### What is required
Each entry needs to be restated exactly as written.

───── Extracted entries ─────

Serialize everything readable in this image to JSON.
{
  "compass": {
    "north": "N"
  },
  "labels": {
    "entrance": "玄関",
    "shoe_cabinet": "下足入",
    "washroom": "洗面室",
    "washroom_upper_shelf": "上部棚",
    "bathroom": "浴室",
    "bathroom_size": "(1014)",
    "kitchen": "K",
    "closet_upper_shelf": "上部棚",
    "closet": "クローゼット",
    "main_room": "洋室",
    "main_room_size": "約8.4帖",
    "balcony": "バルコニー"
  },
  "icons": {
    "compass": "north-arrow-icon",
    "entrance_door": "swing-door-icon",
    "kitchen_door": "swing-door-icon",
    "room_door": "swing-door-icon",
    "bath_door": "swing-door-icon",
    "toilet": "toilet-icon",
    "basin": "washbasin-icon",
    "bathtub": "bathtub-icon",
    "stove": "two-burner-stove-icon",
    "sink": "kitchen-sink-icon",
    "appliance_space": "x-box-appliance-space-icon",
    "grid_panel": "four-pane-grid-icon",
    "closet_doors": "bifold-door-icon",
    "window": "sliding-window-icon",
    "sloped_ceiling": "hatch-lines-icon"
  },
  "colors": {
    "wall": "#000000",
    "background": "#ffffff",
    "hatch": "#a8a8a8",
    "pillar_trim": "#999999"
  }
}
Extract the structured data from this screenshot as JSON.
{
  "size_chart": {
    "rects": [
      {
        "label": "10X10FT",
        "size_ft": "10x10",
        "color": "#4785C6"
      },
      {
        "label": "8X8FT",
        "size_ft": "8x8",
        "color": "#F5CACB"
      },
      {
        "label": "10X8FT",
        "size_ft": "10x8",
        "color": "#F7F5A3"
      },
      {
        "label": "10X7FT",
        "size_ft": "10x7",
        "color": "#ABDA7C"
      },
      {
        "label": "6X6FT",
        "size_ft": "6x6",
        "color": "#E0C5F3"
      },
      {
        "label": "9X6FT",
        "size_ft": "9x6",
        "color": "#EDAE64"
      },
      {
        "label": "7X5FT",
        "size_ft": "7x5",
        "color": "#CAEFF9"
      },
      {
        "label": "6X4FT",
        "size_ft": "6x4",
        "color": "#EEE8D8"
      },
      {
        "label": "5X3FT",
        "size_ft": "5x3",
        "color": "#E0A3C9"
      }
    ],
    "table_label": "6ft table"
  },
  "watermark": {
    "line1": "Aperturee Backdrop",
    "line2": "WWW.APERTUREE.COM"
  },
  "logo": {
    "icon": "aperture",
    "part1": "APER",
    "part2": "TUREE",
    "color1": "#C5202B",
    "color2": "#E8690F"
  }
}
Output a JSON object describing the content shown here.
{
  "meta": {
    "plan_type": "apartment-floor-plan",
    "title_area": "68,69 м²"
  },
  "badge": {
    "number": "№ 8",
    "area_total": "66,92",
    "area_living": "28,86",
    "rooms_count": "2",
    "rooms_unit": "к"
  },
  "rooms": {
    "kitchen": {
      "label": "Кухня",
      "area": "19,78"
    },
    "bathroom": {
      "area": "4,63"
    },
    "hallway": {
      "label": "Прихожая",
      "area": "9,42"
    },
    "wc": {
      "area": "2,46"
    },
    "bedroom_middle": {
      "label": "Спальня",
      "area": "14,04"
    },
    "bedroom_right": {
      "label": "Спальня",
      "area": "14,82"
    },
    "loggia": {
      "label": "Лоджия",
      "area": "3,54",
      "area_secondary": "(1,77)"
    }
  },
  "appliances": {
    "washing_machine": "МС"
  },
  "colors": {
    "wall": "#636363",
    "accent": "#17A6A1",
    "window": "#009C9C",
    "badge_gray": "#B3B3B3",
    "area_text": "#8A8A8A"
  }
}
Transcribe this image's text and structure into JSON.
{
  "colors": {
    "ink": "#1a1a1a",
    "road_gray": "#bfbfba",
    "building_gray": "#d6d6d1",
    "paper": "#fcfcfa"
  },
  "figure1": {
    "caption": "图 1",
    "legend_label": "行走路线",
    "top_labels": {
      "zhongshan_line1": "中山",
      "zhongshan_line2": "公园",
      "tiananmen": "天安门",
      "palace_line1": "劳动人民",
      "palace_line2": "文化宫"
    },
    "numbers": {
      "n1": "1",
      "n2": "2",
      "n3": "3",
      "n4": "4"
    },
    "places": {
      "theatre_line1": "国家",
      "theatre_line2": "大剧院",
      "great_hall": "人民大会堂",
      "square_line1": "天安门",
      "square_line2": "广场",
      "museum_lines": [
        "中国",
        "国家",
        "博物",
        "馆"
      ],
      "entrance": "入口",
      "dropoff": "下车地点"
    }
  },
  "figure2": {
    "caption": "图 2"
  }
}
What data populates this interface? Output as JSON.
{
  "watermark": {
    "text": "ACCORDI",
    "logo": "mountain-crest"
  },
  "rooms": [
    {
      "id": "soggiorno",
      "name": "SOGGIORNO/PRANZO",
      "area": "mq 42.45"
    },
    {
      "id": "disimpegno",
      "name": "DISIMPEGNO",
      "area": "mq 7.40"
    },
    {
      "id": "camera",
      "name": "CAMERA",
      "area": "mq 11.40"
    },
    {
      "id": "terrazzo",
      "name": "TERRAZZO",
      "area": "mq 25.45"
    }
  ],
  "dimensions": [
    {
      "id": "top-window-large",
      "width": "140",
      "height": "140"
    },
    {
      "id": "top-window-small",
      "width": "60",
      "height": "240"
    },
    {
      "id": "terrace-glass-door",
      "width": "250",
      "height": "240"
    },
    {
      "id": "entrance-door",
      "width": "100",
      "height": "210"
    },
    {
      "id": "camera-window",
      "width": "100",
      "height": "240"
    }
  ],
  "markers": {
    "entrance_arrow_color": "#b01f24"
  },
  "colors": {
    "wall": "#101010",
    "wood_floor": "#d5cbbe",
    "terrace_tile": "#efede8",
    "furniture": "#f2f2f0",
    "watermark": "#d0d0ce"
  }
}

─────

### Solution for this exercise
Serialize everything readable in this image to JSON.
{
  "compass": {
    "north": "N"
  },
  "labels": {
    "entrance": "玄関",
    "shoe_cabinet": "下足入",
    "washroom": "洗面室",
    "washroom_upper_shelf": "上部棚",
    "bathroom": "浴室",
    "bathroom_size": "(1014)",
    "kitchen": "K",
    "closet_upper_shelf": "上部棚",
    "closet": "クローゼット",
    "main_room": "洋室",
    "main_room_size": "約8.4帖",
    "balcony": "バルコニー"
  },
  "icons": {
    "compass": "north-arrow-icon",
    "entrance_door": "swing-door-icon",
    "kitchen_door": "swing-door-icon",
    "room_door": "swing-door-icon",
    "bath_door": "swing-door-icon",
    "toilet": "toilet-icon",
    "basin": "washbasin-icon",
    "bathtub": "bathtub-icon",
    "stove": "two-burner-stove-icon",
    "sink": "kitchen-sink-icon",
    "appliance_space": "x-box-appliance-space-icon",
    "grid_panel": "four-pane-grid-icon",
    "closet_doors": "bifold-door-icon",
    "window": "sliding-window-icon",
    "sloped_ceiling": "hatch-lines-icon"
  },
  "colors": {
    "wall": "#000000",
    "background": "#ffffff",
    "hatch": "#a8a8a8",
    "pillar_trim": "#999999"
  }
}
Extract the structured data from this screenshot as JSON.
{
  "size_chart": {
    "rects": [
      {
        "label": "10X10FT",
        "size_ft": "10x10",
        "color": "#4785C6"
      },
      {
        "label": "8X8FT",
        "size_ft": "8x8",
        "color": "#F5CACB"
      },
      {
        "label": "10X8FT",
        "size_ft": "10x8",
        "color": "#F7F5A3"
      },
      {
        "label": "10X7FT",
        "size_ft": "10x7",
        "color": "#ABDA7C"
      },
      {
        "label": "6X6FT",
        "size_ft": "6x6",
        "color": "#E0C5F3"
      },
      {
        "label": "9X6FT",
        "size_ft": "9x6",
        "color": "#EDAE64"
      },
      {
        "label": "7X5FT",
        "size_ft": "7x5",
        "color": "#CAEFF9"
      },
      {
        "label": "6X4FT",
        "size_ft": "6x4",
        "color": "#EEE8D8"
      },
      {
        "label": "5X3FT",
        "size_ft": "5x3",
        "color": "#E0A3C9"
      }
    ],
    "table_label": "6ft table"
  },
  "watermark": {
    "line1": "Aperturee Backdrop",
    "line2": "WWW.APERTUREE.COM"
  },
  "logo": {
    "icon": "aperture",
    "part1": "APER",
    "part2": "TUREE",
    "color1": "#C5202B",
    "color2": "#E8690F"
  }
}
Output a JSON object describing the content shown here.
{
  "meta": {
    "plan_type": "apartment-floor-plan",
    "title_area": "68,69 м²"
  },
  "badge": {
    "number": "№ 8",
    "area_total": "66,92",
    "area_living": "28,86",
    "rooms_count": "2",
    "rooms_unit": "к"
  },
  "rooms": {
    "kitchen": {
      "label": "Кухня",
      "area": "19,78"
    },
    "bathroom": {
      "area": "4,63"
    },
    "hallway": {
      "label": "Прихожая",
      "area": "9,42"
    },
    "wc": {
      "area": "2,46"
    },
    "bedroom_middle": {
      "label": "Спальня",
      "area": "14,04"
    },
    "bedroom_right": {
      "label": "Спальня",
      "area": "14,82"
    },
    "loggia": {
      "label": "Лоджия",
      "area": "3,54",
      "area_secondary": "(1,77)"
    }
  },
  "appliances": {
    "washing_machine": "МС"
  },
  "colors": {
    "wall": "#636363",
    "accent": "#17A6A1",
    "window": "#009C9C",
    "badge_gray": "#B3B3B3",
    "area_text": "#8A8A8A"
  }
}
Transcribe this image's text and structure into JSON.
{
  "colors": {
    "ink": "#1a1a1a",
    "road_gray": "#bfbfba",
    "building_gray": "#d6d6d1",
    "paper": "#fcfcfa"
  },
  "figure1": {
    "caption": "图 1",
    "legend_label": "行走路线",
    "top_labels": {
      "zhongshan_line1": "中山",
      "zhongshan_line2": "公园",
      "tiananmen": "天安门",
      "palace_line1": "劳动人民",
      "palace_line2": "文化宫"
    },
    "numbers": {
      "n1": "1",
      "n2": "2",
      "n3": "3",
      "n4": "4"
    },
    "places": {
      "theatre_line1": "国家",
      "theatre_line2": "大剧院",
      "great_hall": "人民大会堂",
      "square_line1": "天安门",
      "square_line2": "广场",
      "museum_lines": [
        "中国",
        "国家",
        "博物",
        "馆"
      ],
      "entrance": "入口",
      "dropoff": "下车地点"
    }
  },
  "figure2": {
    "caption": "图 2"
  }
}
What data populates this interface? Output as JSON.
{
  "watermark": {
    "text": "ACCORDI",
    "logo": "mountain-crest"
  },
  "rooms": [
    {
      "id": "soggiorno",
      "name": "SOGGIORNO/PRANZO",
      "area": "mq 42.45"
    },
    {
      "id": "disimpegno",
      "name": "DISIMPEGNO",
      "area": "mq 7.40"
    },
    {
      "id": "camera",
      "name": "CAMERA",
      "area": "mq 11.40"
    },
    {
      "id": "terrazzo",
      "name": "TERRAZZO",
      "area": "mq 25.45"
    }
  ],
  "dimensions": [
    {
      "id": "top-window-large",
      "width": "140",
      "height": "140"
    },
    {
      "id": "top-window-small",
      "width": "60",
      "height": "240"
    },
    {
      "id": "terrace-glass-door",
      "width": "250",
      "height": "240"
    },
    {
      "id": "entrance-door",
      "width": "100",
      "height": "210"
    },
    {
      "id": "camera-window",
      "width": "100",
      "height": "240"
    }
  ],
  "markers": {
    "entrance_arrow_color": "#b01f24"
  },
  "colors": {
    "wall": "#101010",
    "wood_floor": "#d5cbbe",
    "terrace_tile": "#efede8",
    "furniture": "#f2f2f0",
    "watermark": "#d0d0ce"
  }
}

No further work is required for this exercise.